▶ **WHAT YOU ARE ASKED TO DO**: Could you transcribe every record below exactly as written, leaving out any pictures?

(Data extracted from a collection)
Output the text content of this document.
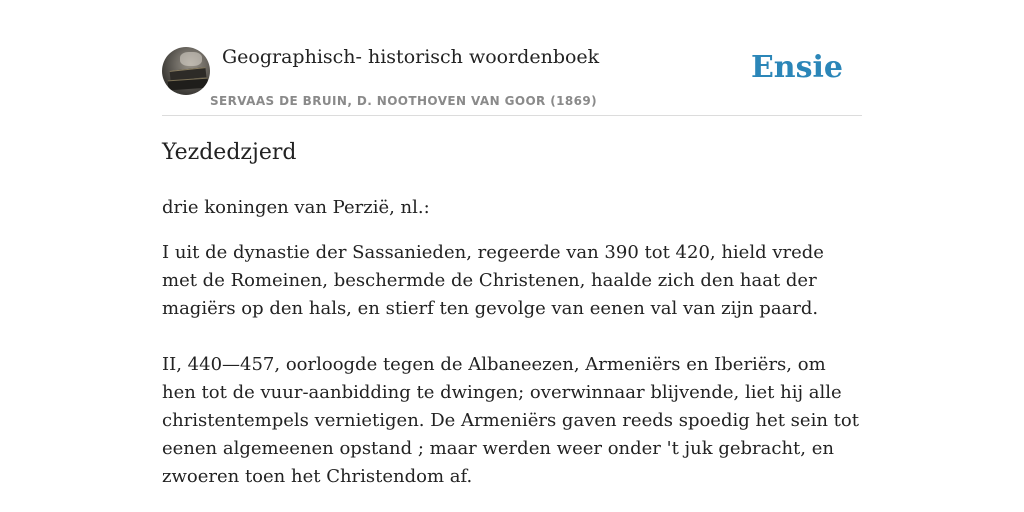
Geographisch- historisch woordenboek
SERVAAS DE BRUIN, D. NOOTHOVEN VAN GOOR (1869)
Ensie
Yezdedzjerd

drie koningen van Perzië, nl.:

I uit de dynastie der Sassanieden, regeerde van 390 tot 420, hield vrede met de Romeinen, beschermde de Christenen, haalde zich den haat der magiërs op den hals, en stierf ten gevolge van eenen val van zijn paard.

II, 440—457, oorloogde tegen de Albaneezen, Armeniërs en Iberiërs, om hen tot de vuur-aanbidding te dwingen; overwinnaar blijvende, liet hij alle christentempels vernietigen. De Armeniërs gaven reeds spoedig het sein tot eenen algemeenen opstand ; maar werden weer onder 't juk gebracht, en zwoeren toen het Christendom af.
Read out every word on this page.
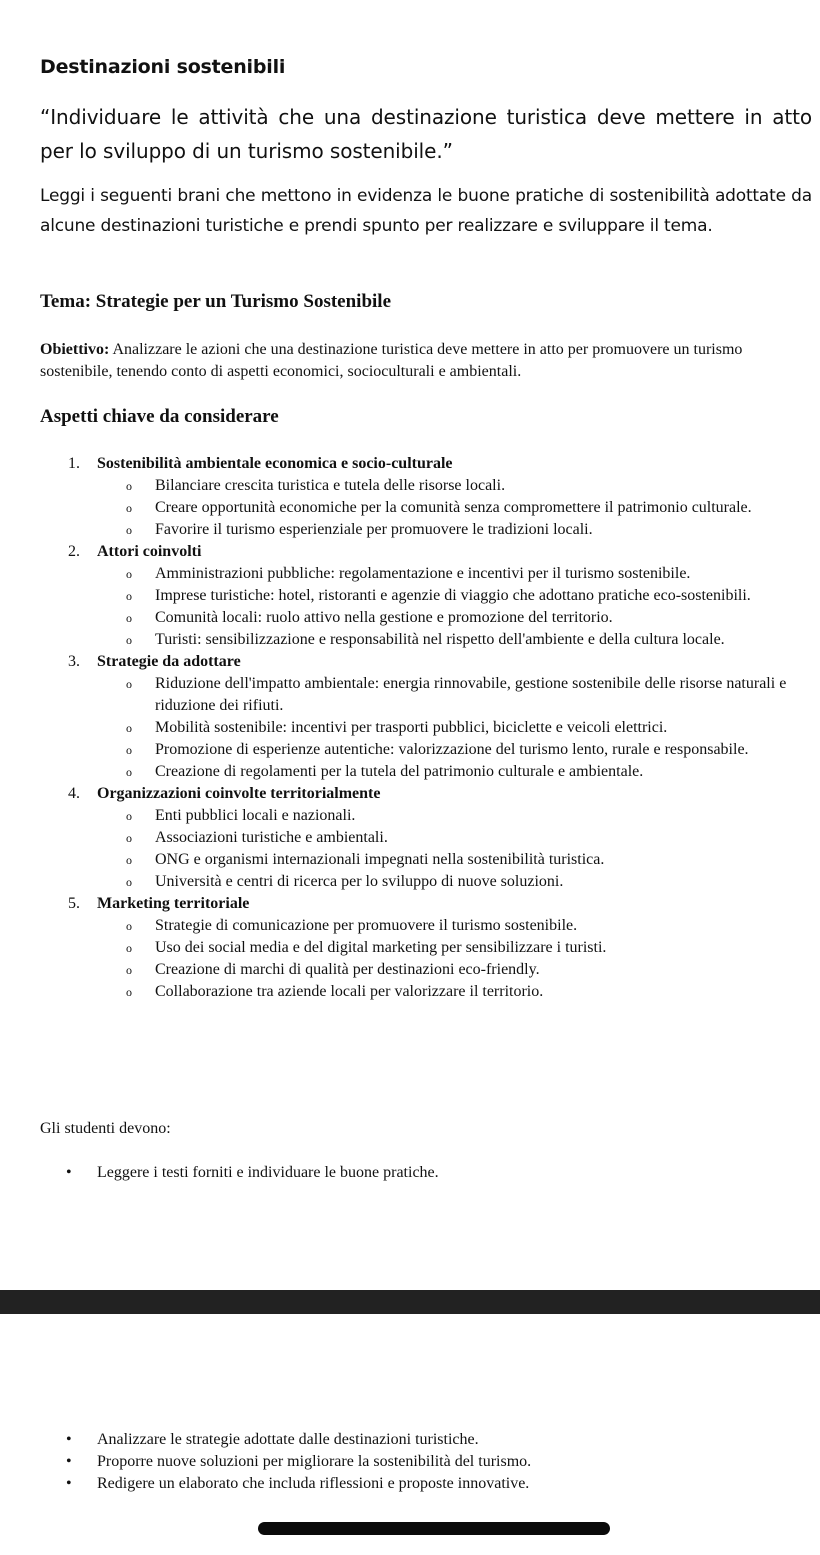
Destinazioni sostenibili
“Individuare le attività che una destinazione turistica deve mettere in atto per lo sviluppo di un turismo sostenibile.”
Leggi i seguenti brani che mettono in evidenza le buone pratiche di sostenibilità adottate da alcune destinazioni turistiche e prendi spunto per realizzare e sviluppare il tema.
Tema: Strategie per un Turismo Sostenibile
Obiettivo: Analizzare le azioni che una destinazione turistica deve mettere in atto per promuovere un turismo sostenibile, tenendo conto di aspetti economici, socioculturali e ambientali.
Aspetti chiave da considerare
1. Sostenibilità ambientale economica e socio-culturale
o Bilanciare crescita turistica e tutela delle risorse locali.
o Creare opportunità economiche per la comunità senza compromettere il patrimonio culturale.
o Favorire il turismo esperienziale per promuovere le tradizioni locali.
2. Attori coinvolti
o Amministrazioni pubbliche: regolamentazione e incentivi per il turismo sostenibile.
o Imprese turistiche: hotel, ristoranti e agenzie di viaggio che adottano pratiche eco-sostenibili.
o Comunità locali: ruolo attivo nella gestione e promozione del territorio.
o Turisti: sensibilizzazione e responsabilità nel rispetto dell'ambiente e della cultura locale.
3. Strategie da adottare
o Riduzione dell'impatto ambientale: energia rinnovabile, gestione sostenibile delle risorse naturali e riduzione dei rifiuti.
o Mobilità sostenibile: incentivi per trasporti pubblici, biciclette e veicoli elettrici.
o Promozione di esperienze autentiche: valorizzazione del turismo lento, rurale e responsabile.
o Creazione di regolamenti per la tutela del patrimonio culturale e ambientale.
4. Organizzazioni coinvolte territorialmente
o Enti pubblici locali e nazionali.
o Associazioni turistiche e ambientali.
o ONG e organismi internazionali impegnati nella sostenibilità turistica.
o Università e centri di ricerca per lo sviluppo di nuove soluzioni.
5. Marketing territoriale
o Strategie di comunicazione per promuovere il turismo sostenibile.
o Uso dei social media e del digital marketing per sensibilizzare i turisti.
o Creazione di marchi di qualità per destinazioni eco-friendly.
o Collaborazione tra aziende locali per valorizzare il territorio.
Gli studenti devono:
• Leggere i testi forniti e individuare le buone pratiche.
• Analizzare le strategie adottate dalle destinazioni turistiche.
• Proporre nuove soluzioni per migliorare la sostenibilità del turismo.
• Redigere un elaborato che includa riflessioni e proposte innovative.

▶ **THE COMPLETED TASK**:
Output the text content of this document.
Geographisch- historisch woordenboek
SERVAAS DE BRUIN, D. NOOTHOVEN VAN GOOR (1869)
Ensie
Yezdedzjerd

drie koningen van Perzië, nl.:

I uit de dynastie der Sassanieden, regeerde van 390 tot 420, hield vrede met de Romeinen, beschermde de Christenen, haalde zich den haat der magiërs op den hals, en stierf ten gevolge van eenen val van zijn paard.

II, 440—457, oorloogde tegen de Albaneezen, Armeniërs en Iberiërs, om hen tot de vuur-aanbidding te dwingen; overwinnaar blijvende, liet hij alle christentempels vernietigen. De Armeniërs gaven reeds spoedig het sein tot eenen algemeenen opstand ; maar werden weer onder 't juk gebracht, en zwoeren toen het Christendom af.
Read out every word on this page.
Destinazioni sostenibili
“Individuare le attività che una destinazione turistica deve mettere in atto per lo sviluppo di un turismo sostenibile.”
Leggi i seguenti brani che mettono in evidenza le buone pratiche di sostenibilità adottate da alcune destinazioni turistiche e prendi spunto per realizzare e sviluppare il tema.
Tema: Strategie per un Turismo Sostenibile
Obiettivo: Analizzare le azioni che una destinazione turistica deve mettere in atto per promuovere un turismo sostenibile, tenendo conto di aspetti economici, socioculturali e ambientali.
Aspetti chiave da considerare
1. Sostenibilità ambientale economica e socio-culturale
o Bilanciare crescita turistica e tutela delle risorse locali.
o Creare opportunità economiche per la comunità senza compromettere il patrimonio culturale.
o Favorire il turismo esperienziale per promuovere le tradizioni locali.
2. Attori coinvolti
o Amministrazioni pubbliche: regolamentazione e incentivi per il turismo sostenibile.
o Imprese turistiche: hotel, ristoranti e agenzie di viaggio che adottano pratiche eco-sostenibili.
o Comunità locali: ruolo attivo nella gestione e promozione del territorio.
o Turisti: sensibilizzazione e responsabilità nel rispetto dell'ambiente e della cultura locale.
3. Strategie da adottare
o Riduzione dell'impatto ambientale: energia rinnovabile, gestione sostenibile delle risorse naturali e riduzione dei rifiuti.
o Mobilità sostenibile: incentivi per trasporti pubblici, biciclette e veicoli elettrici.
o Promozione di esperienze autentiche: valorizzazione del turismo lento, rurale e responsabile.
o Creazione di regolamenti per la tutela del patrimonio culturale e ambientale.
4. Organizzazioni coinvolte territorialmente
o Enti pubblici locali e nazionali.
o Associazioni turistiche e ambientali.
o ONG e organismi internazionali impegnati nella sostenibilità turistica.
o Università e centri di ricerca per lo sviluppo di nuove soluzioni.
5. Marketing territoriale
o Strategie di comunicazione per promuovere il turismo sostenibile.
o Uso dei social media e del digital marketing per sensibilizzare i turisti.
o Creazione di marchi di qualità per destinazioni eco-friendly.
o Collaborazione tra aziende locali per valorizzare il territorio.
Gli studenti devono:
• Leggere i testi forniti e individuare le buone pratiche.
• Analizzare le strategie adottate dalle destinazioni turistiche.
• Proporre nuove soluzioni per migliorare la sostenibilità del turismo.
• Redigere un elaborato che includa riflessioni e proposte innovative.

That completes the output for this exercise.